++++ Ausgewählter Text
Ich hätte nie gedacht, dass ich das einmal schreiben würde, aber es geschehen noch Wunder.
So ein Wunder habe ich gestern erlebt. Ich hatte zwar einen stressigen und arbeitsreichen Event, aber ich war noch nie so entspannt.
Okay! Anfangs war ich unter enormem Zeitdruck. Aber dann geschah das Wunder.
Aber fangen wir wieder ganz am Anfang an. Non! Ausnahmsweise nicht im Feinkostladen. Gehen wir in mein Arbeitszimmer. Dort habe ich gelesen.
Okay! Das tue ich öfter. Aber, jetzt atmet alle nochmal tief durch, denn gleich werdet ihr einen Lachkrampf bekommen, diesmal war es etwas Besonderes.
Ich habe die Gebrauchsanweisung meiner Töpfe gelesen. Ha Ha Ha! Ich meine es ernst. So etwas gibt es.
Ich habe irgendwann mal erwähnt, dass ich ein paar Hightech Töpfe mein Eigen nenne.
Tja! Wer lesen kann ist im Vorteil. Aber es reicht nicht, es zu können, man muss es auch tun. Auch wenn es sich NUR um eine Gebrauchsanweisung für Hightech Kochtöpfe handelt.
++++++++
» Schriftliche Aufgabe
Wiederholen Sie aus dem Text über die Gebrauchsanweisung der Kochtöpfe wortgetreu den Abschnitt von "Aber fangen wir" bis "Hightech Kochtöpfe handelt.".
++++ Datensätze
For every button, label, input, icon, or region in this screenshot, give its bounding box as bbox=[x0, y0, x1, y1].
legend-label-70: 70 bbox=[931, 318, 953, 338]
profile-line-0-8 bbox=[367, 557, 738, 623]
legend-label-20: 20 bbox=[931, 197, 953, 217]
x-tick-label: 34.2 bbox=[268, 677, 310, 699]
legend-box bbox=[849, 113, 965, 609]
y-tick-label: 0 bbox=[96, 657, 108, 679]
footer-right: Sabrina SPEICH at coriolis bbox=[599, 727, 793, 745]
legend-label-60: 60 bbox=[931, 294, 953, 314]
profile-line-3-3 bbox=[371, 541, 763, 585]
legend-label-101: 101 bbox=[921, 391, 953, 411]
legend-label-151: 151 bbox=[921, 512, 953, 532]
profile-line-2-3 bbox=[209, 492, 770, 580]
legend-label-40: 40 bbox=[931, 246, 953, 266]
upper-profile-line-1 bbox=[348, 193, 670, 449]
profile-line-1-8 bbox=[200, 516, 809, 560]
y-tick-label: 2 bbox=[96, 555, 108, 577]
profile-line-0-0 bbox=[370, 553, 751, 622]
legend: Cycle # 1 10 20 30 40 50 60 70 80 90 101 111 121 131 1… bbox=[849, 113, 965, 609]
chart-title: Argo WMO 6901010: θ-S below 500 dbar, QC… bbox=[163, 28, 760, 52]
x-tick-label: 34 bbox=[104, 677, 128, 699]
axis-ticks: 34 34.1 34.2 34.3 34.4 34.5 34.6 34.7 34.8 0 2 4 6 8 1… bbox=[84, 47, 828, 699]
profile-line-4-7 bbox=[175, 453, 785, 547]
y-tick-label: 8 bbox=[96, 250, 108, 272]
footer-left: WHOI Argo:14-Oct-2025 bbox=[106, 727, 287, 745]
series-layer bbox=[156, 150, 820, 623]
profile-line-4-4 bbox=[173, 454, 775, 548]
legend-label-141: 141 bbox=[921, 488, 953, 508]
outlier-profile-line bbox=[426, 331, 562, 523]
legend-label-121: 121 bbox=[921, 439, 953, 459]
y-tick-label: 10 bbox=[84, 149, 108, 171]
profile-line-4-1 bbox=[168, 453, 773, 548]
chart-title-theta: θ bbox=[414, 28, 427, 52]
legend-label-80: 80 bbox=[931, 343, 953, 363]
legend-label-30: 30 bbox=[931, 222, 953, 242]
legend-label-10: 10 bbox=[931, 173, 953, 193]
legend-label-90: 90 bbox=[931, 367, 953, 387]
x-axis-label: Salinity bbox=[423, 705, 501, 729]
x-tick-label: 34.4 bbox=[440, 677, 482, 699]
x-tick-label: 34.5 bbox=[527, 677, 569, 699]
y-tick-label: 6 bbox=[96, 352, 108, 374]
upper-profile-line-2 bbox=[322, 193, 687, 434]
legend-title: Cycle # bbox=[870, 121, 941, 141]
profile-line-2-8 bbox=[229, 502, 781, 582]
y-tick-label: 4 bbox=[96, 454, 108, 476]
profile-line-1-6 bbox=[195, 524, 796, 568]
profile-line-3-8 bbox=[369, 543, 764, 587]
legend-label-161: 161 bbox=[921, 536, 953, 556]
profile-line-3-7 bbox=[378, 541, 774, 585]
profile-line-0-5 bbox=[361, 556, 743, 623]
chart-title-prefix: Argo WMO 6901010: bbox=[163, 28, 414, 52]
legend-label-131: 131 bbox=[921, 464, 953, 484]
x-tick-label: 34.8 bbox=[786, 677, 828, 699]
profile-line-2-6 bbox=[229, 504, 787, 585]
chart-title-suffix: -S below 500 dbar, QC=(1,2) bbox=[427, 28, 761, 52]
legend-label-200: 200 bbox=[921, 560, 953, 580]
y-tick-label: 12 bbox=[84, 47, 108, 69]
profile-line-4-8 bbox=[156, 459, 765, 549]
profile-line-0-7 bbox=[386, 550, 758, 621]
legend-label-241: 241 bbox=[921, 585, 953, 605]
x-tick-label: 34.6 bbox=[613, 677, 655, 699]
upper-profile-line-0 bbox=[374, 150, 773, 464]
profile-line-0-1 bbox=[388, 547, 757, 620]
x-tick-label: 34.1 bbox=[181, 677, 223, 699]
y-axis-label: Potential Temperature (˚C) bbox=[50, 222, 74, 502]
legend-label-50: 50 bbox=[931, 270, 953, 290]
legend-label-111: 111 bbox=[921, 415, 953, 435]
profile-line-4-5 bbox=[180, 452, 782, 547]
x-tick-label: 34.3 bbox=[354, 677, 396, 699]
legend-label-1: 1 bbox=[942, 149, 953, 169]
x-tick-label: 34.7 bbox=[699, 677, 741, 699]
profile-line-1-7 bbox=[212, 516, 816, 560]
++++++++
» Lösung
Aber fangen wir wieder ganz am Anfang an. Non! Ausnahmsweise nicht im Feinkostladen. Gehen wir in mein Arbeitszimmer. Dort habe ich gelesen.
Okay! Das tue ich öfter. Aber, jetzt atmet alle nochmal tief durch, denn gleich werdet ihr einen Lachkrampf bekommen, diesmal war es etwas Besonderes.
Ich habe die Gebrauchsanweisung meiner Töpfe gelesen. Ha Ha Ha! Ich meine es ernst. So etwas gibt es.
Ich habe irgendwann mal erwähnt, dass ich ein paar Hightech Töpfe mein Eigen nenne.
Tja! Wer lesen kann ist im Vorteil. Aber es reicht nicht, es zu können, man muss es auch tun. Auch wenn es sich NUR um eine Gebrauchsanweisung für Hightech Kochtöpfe handelt.